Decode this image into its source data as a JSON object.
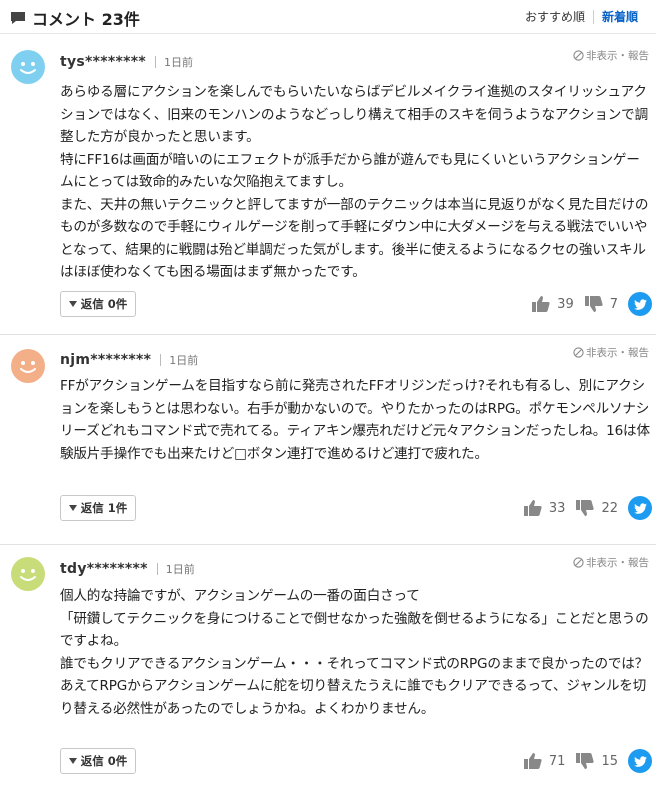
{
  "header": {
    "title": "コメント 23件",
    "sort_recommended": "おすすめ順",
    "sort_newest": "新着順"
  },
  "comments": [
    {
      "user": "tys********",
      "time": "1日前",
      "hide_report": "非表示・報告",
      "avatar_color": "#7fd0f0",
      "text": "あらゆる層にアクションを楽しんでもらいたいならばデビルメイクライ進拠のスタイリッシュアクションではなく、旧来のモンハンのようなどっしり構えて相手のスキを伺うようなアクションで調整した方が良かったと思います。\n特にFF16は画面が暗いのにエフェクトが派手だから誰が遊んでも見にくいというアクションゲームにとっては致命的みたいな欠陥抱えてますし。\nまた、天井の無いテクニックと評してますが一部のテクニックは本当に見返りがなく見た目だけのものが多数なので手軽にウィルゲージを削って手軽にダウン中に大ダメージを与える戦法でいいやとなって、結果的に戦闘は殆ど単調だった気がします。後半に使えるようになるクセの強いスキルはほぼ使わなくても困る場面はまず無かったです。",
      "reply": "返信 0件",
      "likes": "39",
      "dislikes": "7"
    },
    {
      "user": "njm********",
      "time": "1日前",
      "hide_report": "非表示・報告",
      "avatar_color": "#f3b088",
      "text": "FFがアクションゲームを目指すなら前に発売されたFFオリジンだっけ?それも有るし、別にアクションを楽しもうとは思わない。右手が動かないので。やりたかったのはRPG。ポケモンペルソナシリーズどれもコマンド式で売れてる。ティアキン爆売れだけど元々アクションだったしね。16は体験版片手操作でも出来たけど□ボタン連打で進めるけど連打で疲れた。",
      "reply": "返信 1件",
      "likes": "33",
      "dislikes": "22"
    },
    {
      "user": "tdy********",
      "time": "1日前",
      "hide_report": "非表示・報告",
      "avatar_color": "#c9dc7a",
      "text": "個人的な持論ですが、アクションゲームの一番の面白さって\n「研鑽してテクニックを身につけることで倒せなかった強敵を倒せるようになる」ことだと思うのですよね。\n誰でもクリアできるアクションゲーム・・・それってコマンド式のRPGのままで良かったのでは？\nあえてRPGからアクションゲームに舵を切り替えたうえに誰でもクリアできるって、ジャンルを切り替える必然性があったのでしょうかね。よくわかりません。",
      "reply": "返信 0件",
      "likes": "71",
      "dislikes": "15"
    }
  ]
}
####################
• YOUR INSTRUCTIONS
Provide solely the number of lines in the data that include the word "text".

• TASK ANSWER
3